===== DOCUMENT PASSAGE
AP1888 — the six characters on my auto license plates — are often read as a statement about Adventist heritage. Yes, Arthur Patrick is known to breathe "the fetid air and gritty" of history. Yes, 1888 is arguably the most-recognised Adventist date, since 1844. So, I often have to explain the plates were a gift from a generous businessman. He simply asked for my initials plus as many 8 digits as were available, because his Chinese clients link the number 8 with good fortune.

The year 1888 has a deeper-than-magic fascination for many Adventists. We long to understand its elusive significance. Ellen White declares God sent "a most precious message" to His church at the General Conference held during that epochal year in Minneapolis, Minnesota. She defined it as "the third angel’s message in verity." She wrote glowing affirmations about "the messengers" (Alonzo T. Jones, 1850-1923); Ellet J. Waggoner, 1855-1916) that are deeply imbedded in the psyche of countless believers. Did Jones and Waggoner offer the Seventh-day Adventist church a direct route to the proclamation of "the loud cry" that ushers in Christ’s glorious return? Did we so reject the message that the end could not come? Therefore, are we Adventists really responsible for two global wars and all the other bloody conflicts that ravaged the planet during the twentieth century? Did we so muff our God-given opportunity that corporate repentance is essential?
==========
===== PROVIDED DATA
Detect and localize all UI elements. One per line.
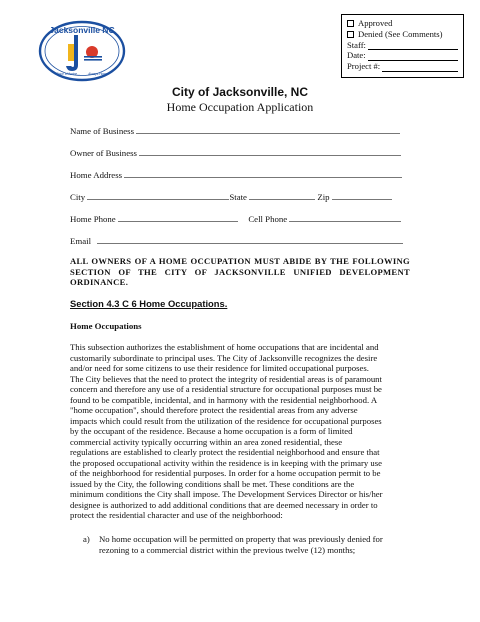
==========
GIVEN EXERCISE: Copy everything from "AP1888 — the" down to "with good fortune." in the license plate passage, swapping "businessman" for "benefactor".

TASK RESPONSE:
AP1888 — the six characters on my auto license plates — are often read as a statement about Adventist heritage. Yes, Arthur Patrick is known to breathe "the fetid air and gritty" of history. Yes, 1888 is arguably the most-recognised Adventist date, since 1844. So, I often have to explain the plates were a gift from a generous benefactor. He simply asked for my initials plus as many 8 digits as were available, because his Chinese clients link the number 8 with good fortune.